• _YOUR INSTRUCTIONS_
Track down every line below that holds "الصلاح" and copy it.

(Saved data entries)
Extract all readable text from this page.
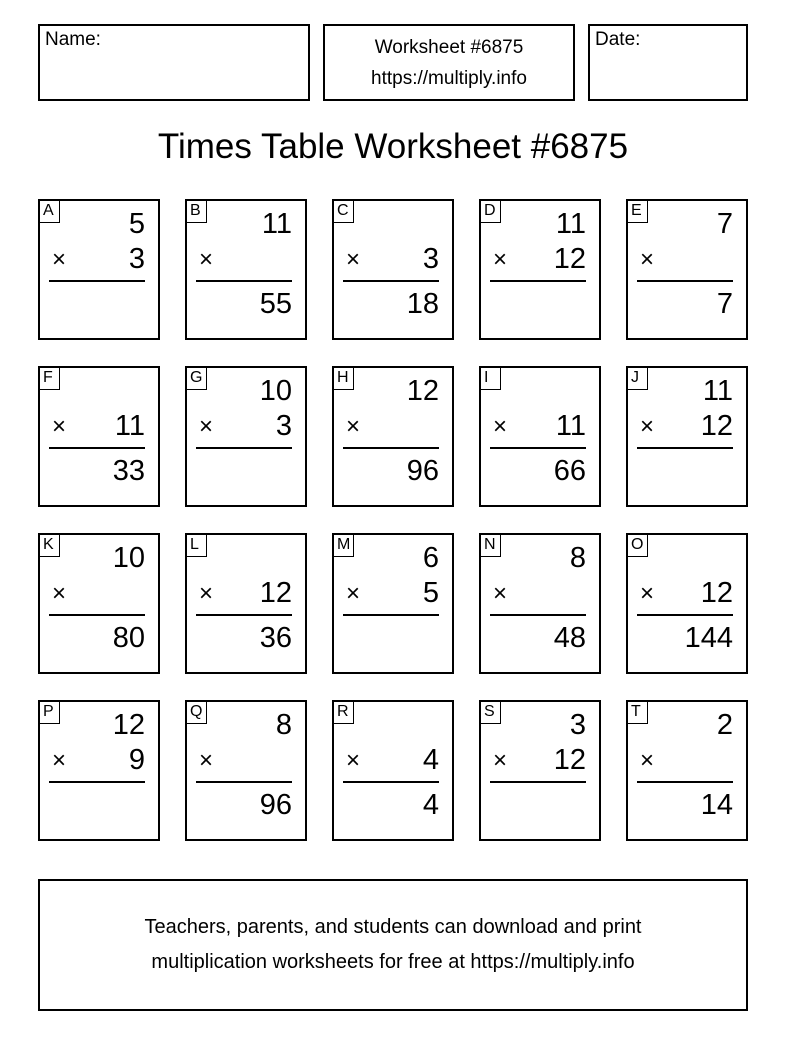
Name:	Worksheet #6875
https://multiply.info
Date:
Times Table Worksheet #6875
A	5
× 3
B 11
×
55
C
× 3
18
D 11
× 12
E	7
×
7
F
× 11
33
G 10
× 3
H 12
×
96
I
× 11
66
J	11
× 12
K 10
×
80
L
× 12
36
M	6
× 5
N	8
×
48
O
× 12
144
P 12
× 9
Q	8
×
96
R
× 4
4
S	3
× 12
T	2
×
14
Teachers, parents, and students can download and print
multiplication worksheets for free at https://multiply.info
* * *
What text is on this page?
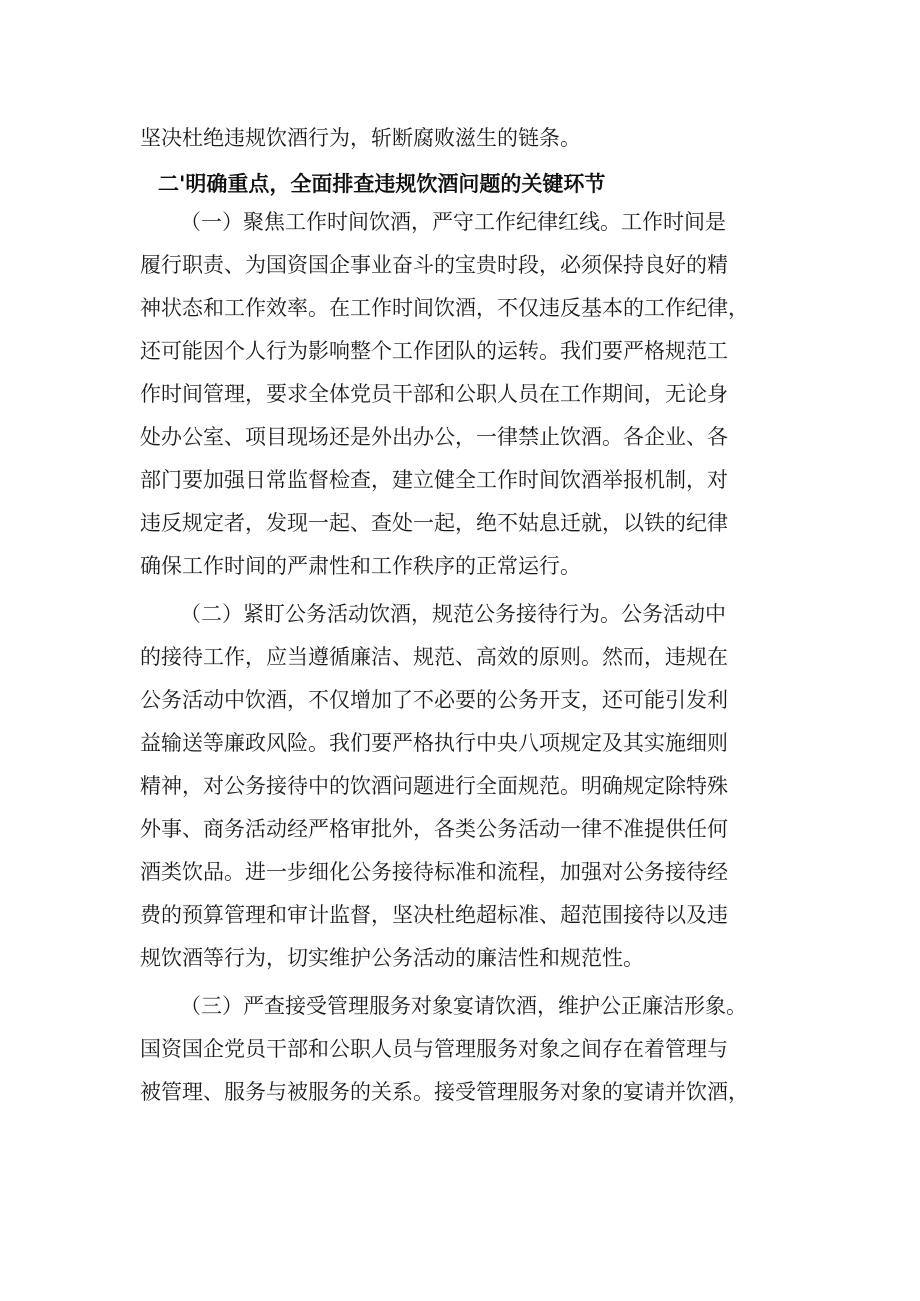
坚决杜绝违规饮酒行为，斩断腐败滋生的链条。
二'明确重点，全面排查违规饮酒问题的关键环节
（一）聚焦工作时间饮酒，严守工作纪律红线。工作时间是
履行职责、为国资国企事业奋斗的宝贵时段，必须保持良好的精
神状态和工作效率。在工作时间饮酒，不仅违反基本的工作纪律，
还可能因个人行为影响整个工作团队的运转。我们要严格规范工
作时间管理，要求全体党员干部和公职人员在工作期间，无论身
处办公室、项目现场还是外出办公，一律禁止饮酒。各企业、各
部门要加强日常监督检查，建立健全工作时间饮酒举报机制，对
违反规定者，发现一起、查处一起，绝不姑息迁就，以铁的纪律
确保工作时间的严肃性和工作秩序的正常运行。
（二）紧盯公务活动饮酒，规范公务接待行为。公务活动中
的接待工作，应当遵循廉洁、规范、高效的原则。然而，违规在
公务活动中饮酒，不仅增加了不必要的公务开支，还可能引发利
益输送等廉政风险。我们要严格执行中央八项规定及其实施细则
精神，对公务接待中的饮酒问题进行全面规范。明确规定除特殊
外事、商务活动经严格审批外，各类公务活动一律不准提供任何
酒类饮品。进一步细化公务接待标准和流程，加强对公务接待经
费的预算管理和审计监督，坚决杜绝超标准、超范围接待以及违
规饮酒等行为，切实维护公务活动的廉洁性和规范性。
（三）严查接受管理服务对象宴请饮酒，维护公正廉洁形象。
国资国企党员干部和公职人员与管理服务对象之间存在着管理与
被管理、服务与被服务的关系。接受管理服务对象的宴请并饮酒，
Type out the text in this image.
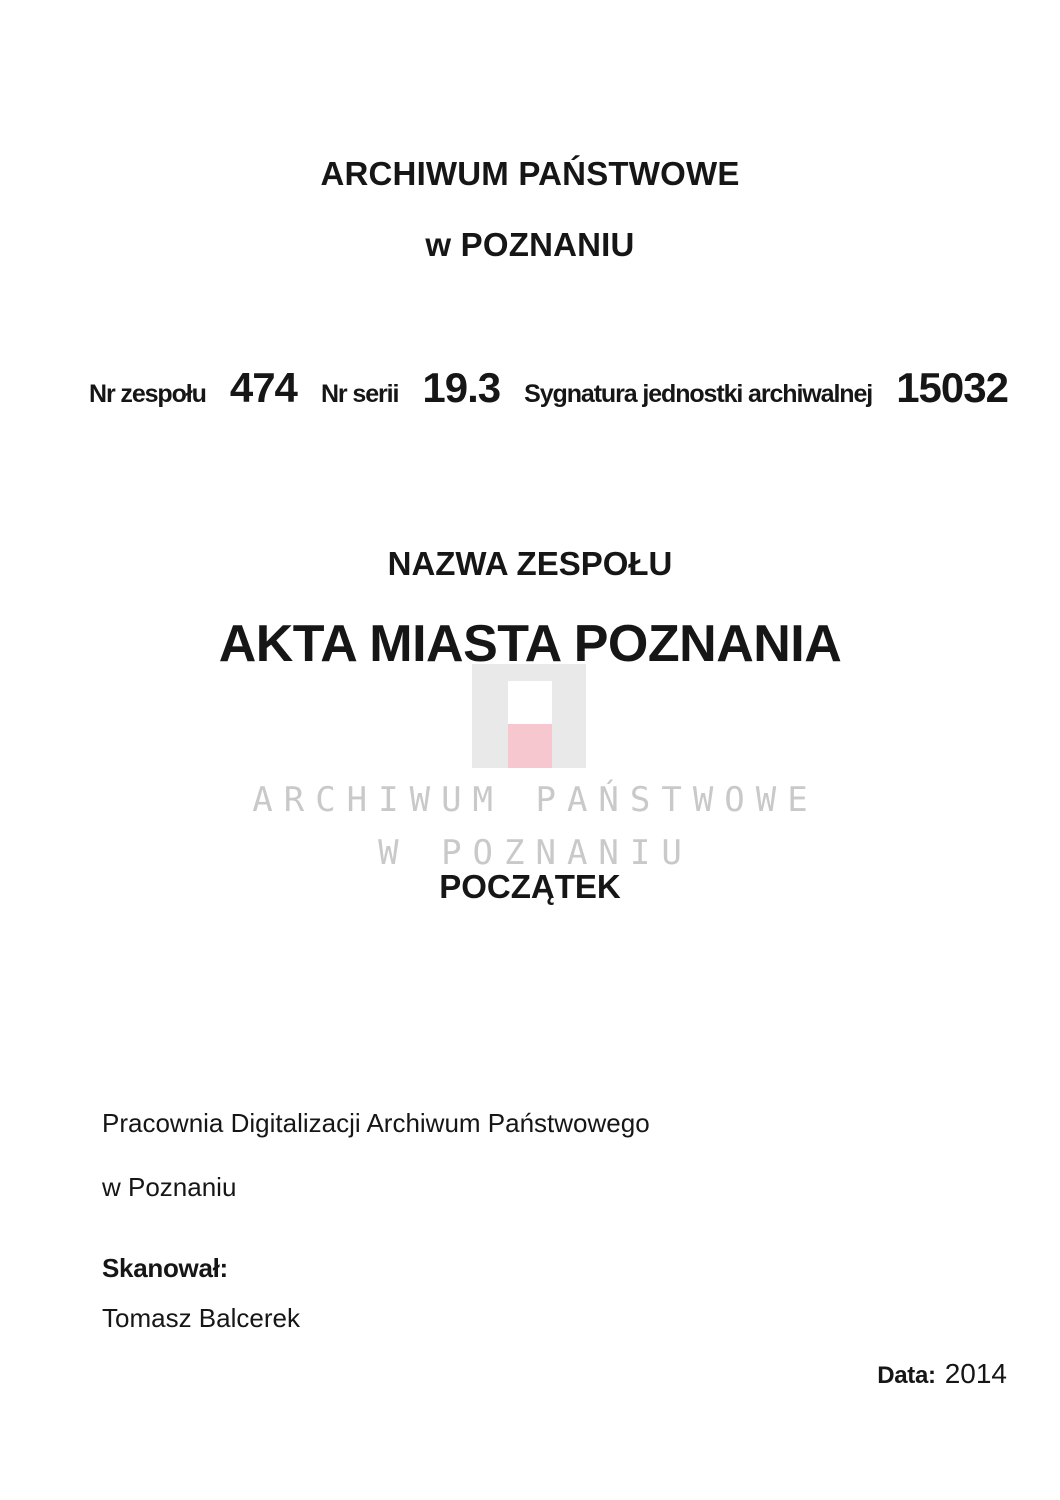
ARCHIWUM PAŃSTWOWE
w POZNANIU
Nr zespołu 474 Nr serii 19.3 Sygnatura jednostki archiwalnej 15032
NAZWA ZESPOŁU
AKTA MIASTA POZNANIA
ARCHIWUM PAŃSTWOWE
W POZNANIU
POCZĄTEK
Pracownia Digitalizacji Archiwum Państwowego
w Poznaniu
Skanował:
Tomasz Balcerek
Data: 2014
---
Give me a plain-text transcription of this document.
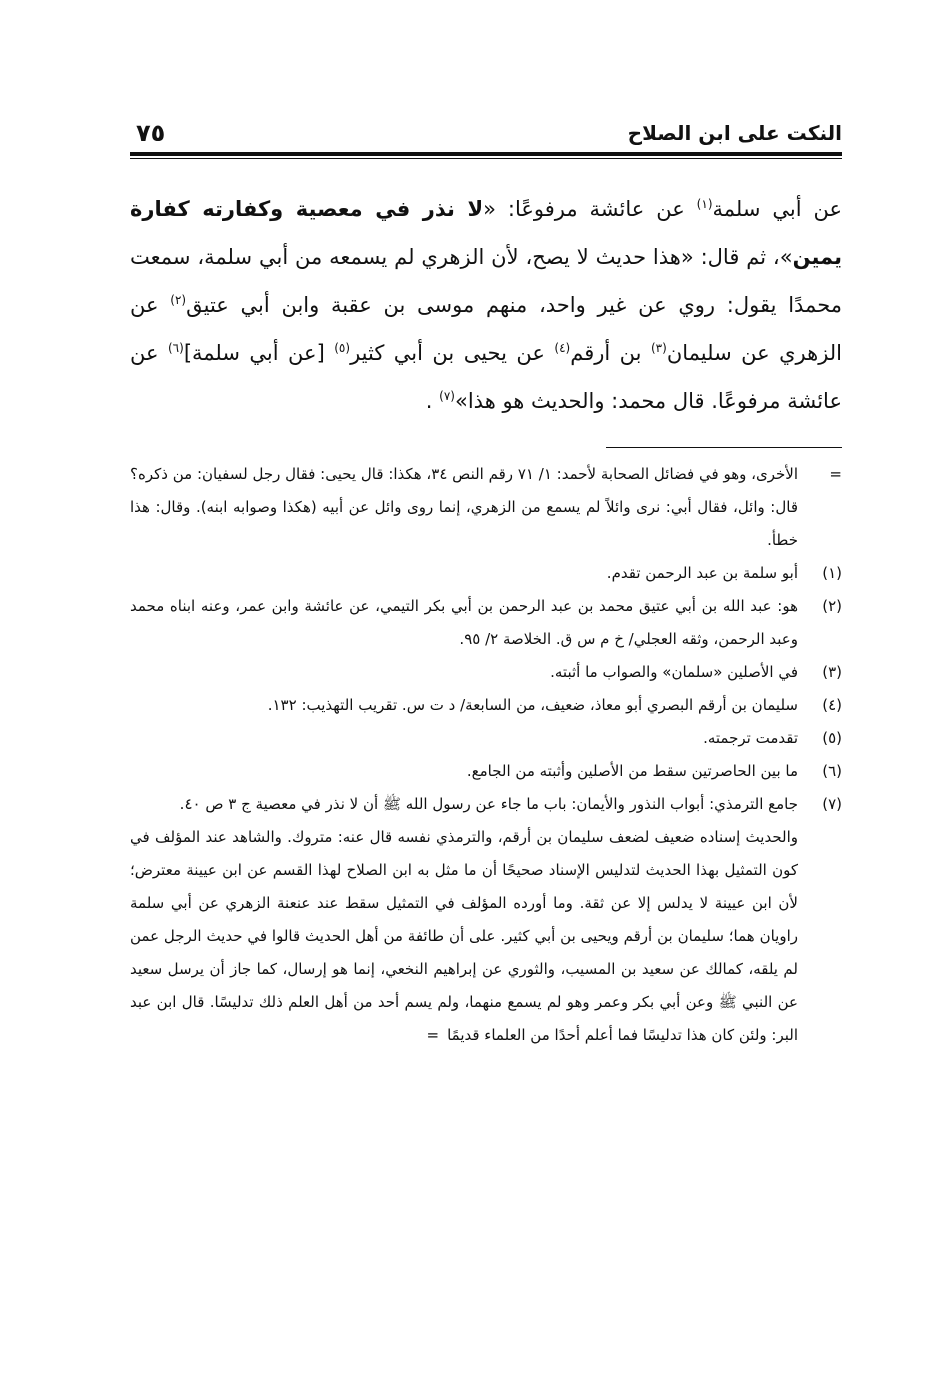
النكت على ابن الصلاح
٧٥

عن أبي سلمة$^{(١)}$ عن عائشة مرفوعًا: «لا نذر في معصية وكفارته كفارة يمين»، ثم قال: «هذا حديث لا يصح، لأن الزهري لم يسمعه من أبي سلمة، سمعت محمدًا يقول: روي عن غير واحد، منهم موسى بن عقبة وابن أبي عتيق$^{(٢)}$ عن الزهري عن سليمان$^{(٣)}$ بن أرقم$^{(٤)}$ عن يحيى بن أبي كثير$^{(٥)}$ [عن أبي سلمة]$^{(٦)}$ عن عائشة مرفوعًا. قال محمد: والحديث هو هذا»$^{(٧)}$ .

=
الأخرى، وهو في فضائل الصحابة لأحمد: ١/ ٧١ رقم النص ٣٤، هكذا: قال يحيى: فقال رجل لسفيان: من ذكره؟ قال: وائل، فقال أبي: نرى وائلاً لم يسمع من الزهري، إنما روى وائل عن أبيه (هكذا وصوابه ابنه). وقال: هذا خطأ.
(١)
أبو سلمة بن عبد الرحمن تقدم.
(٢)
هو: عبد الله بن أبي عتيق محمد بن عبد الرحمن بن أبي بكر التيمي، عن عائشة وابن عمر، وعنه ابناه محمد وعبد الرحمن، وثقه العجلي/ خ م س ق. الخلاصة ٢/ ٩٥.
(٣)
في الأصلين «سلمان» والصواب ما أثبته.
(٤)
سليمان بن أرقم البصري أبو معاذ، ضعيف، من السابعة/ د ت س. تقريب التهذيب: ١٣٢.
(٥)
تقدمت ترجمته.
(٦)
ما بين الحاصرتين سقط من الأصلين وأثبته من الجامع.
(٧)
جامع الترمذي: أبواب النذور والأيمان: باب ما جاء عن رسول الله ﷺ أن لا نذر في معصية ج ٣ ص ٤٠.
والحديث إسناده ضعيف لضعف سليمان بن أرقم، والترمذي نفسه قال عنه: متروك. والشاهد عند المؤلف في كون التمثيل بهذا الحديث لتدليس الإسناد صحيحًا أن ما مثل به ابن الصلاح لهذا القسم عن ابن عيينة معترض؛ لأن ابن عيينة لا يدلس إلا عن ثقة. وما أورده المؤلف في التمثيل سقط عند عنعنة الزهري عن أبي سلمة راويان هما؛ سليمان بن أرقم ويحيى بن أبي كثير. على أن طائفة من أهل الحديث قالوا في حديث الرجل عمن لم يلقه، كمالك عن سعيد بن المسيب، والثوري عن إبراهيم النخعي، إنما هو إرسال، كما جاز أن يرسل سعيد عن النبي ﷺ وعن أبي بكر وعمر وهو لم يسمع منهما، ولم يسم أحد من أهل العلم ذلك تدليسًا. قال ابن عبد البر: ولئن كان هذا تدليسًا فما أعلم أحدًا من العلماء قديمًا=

• _WRITTEN ANSWER_
النكت على ابن الصلاح
والحديث إسناده ضعيف لضعف سليمان بن أرقم، والترمذي نفسه قال عنه: متروك. والشاهد عند المؤلف في كون التمثيل بهذا الحديث لتدليس الإسناد صحيحًا أن ما مثل به ابن الصلاح لهذا القسم عن ابن عيينة معترض؛ لأن ابن عيينة لا يدلس إلا عن ثقة. وما أورده المؤلف في التمثيل سقط عند عنعنة الزهري عن أبي سلمة راويان هما؛ سليمان بن أرقم ويحيى بن أبي كثير. على أن طائفة من أهل الحديث قالوا في حديث الرجل عمن لم يلقه، كمالك عن سعيد بن المسيب، والثوري عن إبراهيم النخعي، إنما هو إرسال، كما جاز أن يرسل سعيد عن النبي ﷺ وعن أبي بكر وعمر وهو لم يسمع منهما، ولم يسم أحد من أهل العلم ذلك تدليسًا. قال ابن عبد البر: ولئن كان هذا تدليسًا فما أعلم أحدًا من العلماء قديمًا=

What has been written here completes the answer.